## [Challenge]
Take every line from the material that has the word "icon" in it.

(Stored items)
■ ■ ■ ■
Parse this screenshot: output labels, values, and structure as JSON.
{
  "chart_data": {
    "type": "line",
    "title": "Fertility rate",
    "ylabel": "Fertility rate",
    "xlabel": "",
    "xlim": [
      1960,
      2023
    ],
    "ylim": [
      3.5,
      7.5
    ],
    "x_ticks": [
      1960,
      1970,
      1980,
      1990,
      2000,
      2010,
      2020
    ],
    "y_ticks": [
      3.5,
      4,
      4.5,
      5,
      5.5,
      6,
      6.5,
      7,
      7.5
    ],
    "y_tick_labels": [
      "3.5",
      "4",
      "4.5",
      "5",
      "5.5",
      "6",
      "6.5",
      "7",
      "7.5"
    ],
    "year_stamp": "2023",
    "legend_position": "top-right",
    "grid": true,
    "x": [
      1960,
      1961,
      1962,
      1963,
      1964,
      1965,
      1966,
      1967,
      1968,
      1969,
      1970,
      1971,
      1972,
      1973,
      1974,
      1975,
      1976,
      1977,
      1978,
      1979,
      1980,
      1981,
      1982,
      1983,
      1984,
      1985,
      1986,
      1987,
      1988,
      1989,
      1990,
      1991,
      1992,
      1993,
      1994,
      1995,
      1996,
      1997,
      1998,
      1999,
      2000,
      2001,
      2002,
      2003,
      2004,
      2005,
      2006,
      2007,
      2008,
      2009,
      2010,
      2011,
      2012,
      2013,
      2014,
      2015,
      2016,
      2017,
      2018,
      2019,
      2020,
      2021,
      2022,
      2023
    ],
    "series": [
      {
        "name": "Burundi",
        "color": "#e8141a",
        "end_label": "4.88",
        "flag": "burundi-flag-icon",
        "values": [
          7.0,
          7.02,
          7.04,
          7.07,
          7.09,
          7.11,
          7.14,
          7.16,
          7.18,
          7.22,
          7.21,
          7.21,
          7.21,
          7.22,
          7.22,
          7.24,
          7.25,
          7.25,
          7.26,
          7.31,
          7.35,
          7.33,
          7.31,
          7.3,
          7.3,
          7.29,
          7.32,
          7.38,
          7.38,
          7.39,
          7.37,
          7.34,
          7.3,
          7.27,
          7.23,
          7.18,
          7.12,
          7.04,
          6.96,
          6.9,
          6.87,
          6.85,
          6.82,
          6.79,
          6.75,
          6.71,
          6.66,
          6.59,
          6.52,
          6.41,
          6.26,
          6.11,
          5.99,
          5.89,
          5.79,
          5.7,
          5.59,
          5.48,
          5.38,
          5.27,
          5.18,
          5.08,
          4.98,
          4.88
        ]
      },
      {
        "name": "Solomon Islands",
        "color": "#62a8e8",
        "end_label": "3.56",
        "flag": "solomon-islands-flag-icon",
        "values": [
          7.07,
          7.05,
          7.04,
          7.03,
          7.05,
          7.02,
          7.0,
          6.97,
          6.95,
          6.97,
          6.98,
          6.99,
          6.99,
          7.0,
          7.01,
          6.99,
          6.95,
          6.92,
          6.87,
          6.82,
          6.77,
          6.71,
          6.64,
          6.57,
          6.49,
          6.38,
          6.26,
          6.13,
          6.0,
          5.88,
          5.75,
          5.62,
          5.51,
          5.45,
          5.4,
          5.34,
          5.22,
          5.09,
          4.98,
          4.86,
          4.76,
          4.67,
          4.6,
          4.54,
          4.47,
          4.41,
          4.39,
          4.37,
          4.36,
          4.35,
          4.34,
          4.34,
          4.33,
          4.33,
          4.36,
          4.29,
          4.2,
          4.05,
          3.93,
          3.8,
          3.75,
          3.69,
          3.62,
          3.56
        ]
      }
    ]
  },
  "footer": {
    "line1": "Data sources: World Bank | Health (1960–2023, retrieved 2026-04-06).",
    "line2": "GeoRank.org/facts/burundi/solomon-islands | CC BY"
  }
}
■ ■ ■ ■
## [Response below]
        "flag": "burundi-flag-icon",
        "flag": "solomon-islands-flag-icon",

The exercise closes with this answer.